- _What to do_: Each line between the one holding "Enumerate this screenshot's" and the end of the material below, both included, is to be transcribed word for word, with pictures left out.

- _Dataset entries_:
* * * * * * * * *

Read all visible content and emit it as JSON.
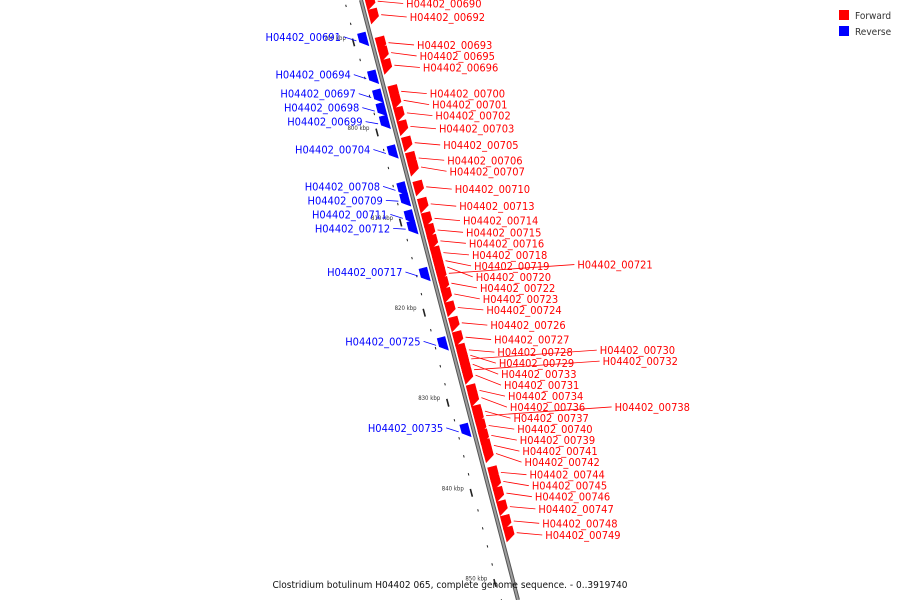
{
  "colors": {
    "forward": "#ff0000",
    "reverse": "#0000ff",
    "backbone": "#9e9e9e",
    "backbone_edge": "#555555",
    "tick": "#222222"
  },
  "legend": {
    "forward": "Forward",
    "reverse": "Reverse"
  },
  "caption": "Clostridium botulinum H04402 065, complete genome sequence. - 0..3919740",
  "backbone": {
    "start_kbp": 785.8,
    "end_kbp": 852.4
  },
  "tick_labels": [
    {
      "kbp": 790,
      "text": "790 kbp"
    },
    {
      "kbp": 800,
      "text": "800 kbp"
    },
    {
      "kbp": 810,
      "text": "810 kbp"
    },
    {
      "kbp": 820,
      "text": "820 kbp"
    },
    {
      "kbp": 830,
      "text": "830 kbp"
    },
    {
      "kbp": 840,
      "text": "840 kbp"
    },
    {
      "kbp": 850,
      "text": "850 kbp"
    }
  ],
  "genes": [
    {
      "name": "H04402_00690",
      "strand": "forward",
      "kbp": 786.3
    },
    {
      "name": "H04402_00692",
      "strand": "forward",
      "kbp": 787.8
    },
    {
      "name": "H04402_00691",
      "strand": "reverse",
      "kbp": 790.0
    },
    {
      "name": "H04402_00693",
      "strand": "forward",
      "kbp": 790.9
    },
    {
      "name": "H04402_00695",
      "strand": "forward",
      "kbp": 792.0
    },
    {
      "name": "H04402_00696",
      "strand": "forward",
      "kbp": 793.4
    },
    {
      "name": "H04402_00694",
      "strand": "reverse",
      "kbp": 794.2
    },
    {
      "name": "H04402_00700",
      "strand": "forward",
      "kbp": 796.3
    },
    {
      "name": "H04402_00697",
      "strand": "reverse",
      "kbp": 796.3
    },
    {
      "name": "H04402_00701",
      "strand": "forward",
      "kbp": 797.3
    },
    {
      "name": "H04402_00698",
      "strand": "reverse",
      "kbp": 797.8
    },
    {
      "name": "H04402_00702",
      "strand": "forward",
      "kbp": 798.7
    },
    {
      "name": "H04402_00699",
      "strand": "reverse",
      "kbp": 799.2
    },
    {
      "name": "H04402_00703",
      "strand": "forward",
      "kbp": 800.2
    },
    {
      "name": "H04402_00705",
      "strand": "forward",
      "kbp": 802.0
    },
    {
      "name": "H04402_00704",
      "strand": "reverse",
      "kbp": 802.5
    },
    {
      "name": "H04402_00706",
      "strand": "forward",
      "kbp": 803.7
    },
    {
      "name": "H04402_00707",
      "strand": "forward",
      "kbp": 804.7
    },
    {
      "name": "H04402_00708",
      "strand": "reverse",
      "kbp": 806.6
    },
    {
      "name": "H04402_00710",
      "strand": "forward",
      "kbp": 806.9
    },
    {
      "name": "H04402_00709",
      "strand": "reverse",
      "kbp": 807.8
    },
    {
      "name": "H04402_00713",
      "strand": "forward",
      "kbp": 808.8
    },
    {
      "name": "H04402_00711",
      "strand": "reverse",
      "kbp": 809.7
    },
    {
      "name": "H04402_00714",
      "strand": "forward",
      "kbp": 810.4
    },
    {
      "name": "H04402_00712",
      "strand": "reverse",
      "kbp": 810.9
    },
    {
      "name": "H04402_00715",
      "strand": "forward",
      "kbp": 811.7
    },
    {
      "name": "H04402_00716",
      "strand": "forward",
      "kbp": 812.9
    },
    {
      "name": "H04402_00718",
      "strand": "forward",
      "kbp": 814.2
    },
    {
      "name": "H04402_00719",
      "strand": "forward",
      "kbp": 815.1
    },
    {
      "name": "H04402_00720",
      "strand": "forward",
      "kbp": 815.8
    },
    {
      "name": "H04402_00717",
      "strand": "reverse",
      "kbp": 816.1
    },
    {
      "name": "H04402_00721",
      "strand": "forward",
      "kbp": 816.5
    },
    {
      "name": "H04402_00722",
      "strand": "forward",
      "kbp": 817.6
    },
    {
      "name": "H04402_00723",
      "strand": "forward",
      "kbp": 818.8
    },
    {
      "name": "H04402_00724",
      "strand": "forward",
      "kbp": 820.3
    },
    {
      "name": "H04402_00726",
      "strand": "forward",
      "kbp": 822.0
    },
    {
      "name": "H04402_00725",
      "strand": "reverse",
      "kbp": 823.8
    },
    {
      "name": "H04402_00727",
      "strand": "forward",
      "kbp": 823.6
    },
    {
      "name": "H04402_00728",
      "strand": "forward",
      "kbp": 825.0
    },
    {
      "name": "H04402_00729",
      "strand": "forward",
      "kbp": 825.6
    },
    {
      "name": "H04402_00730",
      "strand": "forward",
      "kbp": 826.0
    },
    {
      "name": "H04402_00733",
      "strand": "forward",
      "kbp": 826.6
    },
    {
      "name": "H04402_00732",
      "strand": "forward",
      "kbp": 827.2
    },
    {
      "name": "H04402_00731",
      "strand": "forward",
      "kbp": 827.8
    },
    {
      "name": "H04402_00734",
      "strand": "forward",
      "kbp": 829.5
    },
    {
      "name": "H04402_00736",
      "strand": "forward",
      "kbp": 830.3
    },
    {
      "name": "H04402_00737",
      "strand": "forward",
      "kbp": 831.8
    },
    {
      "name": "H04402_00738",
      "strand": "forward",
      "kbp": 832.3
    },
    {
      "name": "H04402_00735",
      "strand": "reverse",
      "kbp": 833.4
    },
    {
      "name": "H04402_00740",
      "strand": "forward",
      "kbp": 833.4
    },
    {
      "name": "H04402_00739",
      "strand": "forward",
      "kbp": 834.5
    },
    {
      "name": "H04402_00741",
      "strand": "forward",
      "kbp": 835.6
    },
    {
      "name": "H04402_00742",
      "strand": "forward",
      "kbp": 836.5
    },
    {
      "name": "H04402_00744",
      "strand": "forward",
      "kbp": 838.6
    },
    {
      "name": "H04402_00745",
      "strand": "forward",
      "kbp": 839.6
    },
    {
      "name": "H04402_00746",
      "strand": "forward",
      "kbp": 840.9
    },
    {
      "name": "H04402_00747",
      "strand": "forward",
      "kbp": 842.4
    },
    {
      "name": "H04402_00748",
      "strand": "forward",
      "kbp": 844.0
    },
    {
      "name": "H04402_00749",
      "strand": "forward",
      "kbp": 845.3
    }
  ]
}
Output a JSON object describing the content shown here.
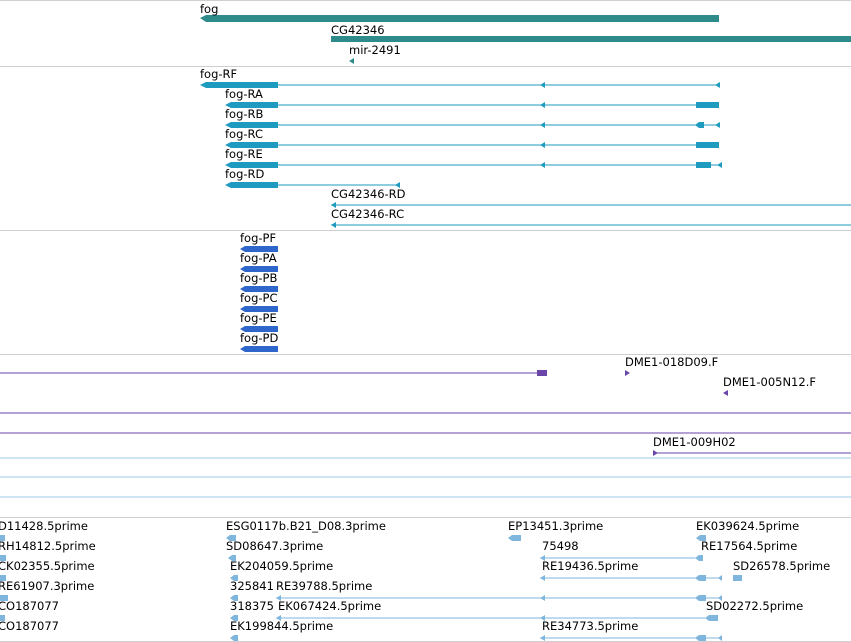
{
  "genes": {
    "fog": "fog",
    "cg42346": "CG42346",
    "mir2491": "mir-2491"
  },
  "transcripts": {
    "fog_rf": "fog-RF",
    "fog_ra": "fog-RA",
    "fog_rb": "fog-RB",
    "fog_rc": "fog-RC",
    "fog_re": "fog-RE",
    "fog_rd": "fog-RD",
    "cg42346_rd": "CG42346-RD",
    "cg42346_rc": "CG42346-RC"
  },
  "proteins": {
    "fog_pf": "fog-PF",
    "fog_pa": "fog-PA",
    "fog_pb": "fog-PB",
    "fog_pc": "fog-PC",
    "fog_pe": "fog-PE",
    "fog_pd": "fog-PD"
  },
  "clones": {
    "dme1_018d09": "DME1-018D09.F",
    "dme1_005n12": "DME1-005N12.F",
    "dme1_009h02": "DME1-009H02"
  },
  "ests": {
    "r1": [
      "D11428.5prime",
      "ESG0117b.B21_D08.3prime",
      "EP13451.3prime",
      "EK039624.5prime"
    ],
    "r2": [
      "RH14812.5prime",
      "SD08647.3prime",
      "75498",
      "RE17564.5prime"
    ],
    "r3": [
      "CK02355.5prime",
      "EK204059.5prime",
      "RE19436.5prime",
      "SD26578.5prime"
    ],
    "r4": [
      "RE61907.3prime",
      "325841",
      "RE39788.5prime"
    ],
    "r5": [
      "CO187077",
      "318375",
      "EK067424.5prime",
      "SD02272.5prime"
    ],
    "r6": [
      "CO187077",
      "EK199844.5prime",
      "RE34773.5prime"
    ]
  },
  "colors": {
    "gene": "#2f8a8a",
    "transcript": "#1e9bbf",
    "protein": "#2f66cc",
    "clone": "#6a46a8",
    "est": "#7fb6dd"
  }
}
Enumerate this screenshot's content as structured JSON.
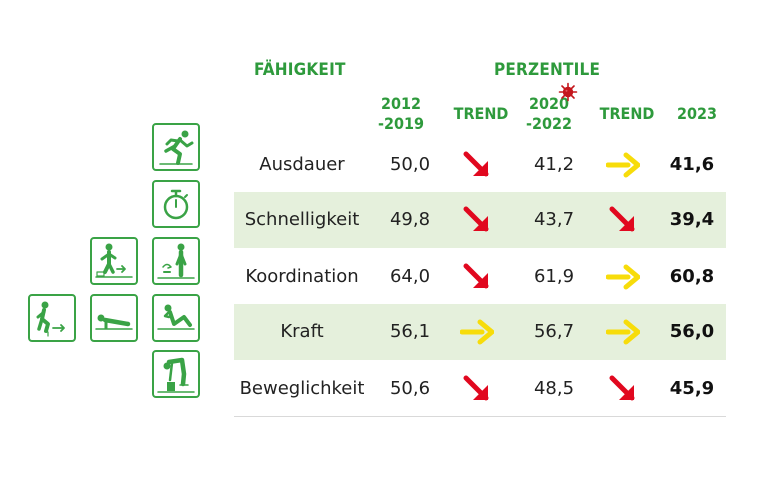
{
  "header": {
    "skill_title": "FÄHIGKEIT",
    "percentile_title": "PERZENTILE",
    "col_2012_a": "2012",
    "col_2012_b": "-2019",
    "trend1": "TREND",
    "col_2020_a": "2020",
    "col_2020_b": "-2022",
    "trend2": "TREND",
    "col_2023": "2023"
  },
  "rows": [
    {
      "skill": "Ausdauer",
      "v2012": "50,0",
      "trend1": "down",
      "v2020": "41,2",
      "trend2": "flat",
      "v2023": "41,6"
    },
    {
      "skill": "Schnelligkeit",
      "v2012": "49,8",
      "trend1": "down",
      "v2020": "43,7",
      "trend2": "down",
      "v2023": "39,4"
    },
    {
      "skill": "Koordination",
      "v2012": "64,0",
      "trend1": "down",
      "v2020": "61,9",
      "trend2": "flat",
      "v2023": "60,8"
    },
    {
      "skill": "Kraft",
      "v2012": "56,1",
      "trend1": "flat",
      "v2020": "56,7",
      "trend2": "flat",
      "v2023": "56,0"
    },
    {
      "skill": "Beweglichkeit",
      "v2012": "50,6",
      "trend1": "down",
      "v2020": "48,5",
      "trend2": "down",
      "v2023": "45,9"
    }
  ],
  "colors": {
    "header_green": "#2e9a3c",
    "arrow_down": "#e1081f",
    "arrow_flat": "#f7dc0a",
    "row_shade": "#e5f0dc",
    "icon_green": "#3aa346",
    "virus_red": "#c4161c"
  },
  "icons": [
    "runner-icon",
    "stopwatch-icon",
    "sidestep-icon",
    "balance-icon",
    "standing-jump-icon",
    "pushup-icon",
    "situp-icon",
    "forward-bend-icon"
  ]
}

* * * * * * * * *

- _Written reply_:
Enumerate this screenshot's content as structured JSON.
{
  "header": {
    "skill_title": "FÄHIGKEIT",
    "percentile_title": "PERZENTILE",
    "col_2012_a": "2012",
    "col_2012_b": "-2019",
    "trend1": "TREND",
    "col_2020_a": "2020",
    "col_2020_b": "-2022",
    "trend2": "TREND",
    "col_2023": "2023"
  },
  "rows": [
    {
      "skill": "Ausdauer",
      "v2012": "50,0",
      "trend1": "down",
      "v2020": "41,2",
      "trend2": "flat",
      "v2023": "41,6"
    },
    {
      "skill": "Schnelligkeit",
      "v2012": "49,8",
      "trend1": "down",
      "v2020": "43,7",
      "trend2": "down",
      "v2023": "39,4"
    },
    {
      "skill": "Koordination",
      "v2012": "64,0",
      "trend1": "down",
      "v2020": "61,9",
      "trend2": "flat",
      "v2023": "60,8"
    },
    {
      "skill": "Kraft",
      "v2012": "56,1",
      "trend1": "flat",
      "v2020": "56,7",
      "trend2": "flat",
      "v2023": "56,0"
    },
    {
      "skill": "Beweglichkeit",
      "v2012": "50,6",
      "trend1": "down",
      "v2020": "48,5",
      "trend2": "down",
      "v2023": "45,9"
    }
  ],
  "colors": {
    "header_green": "#2e9a3c",
    "arrow_down": "#e1081f",
    "arrow_flat": "#f7dc0a",
    "row_shade": "#e5f0dc",
    "icon_green": "#3aa346",
    "virus_red": "#c4161c"
  },
  "icons": [
    "runner-icon",
    "stopwatch-icon",
    "sidestep-icon",
    "balance-icon",
    "standing-jump-icon",
    "pushup-icon",
    "situp-icon",
    "forward-bend-icon"
  ]
}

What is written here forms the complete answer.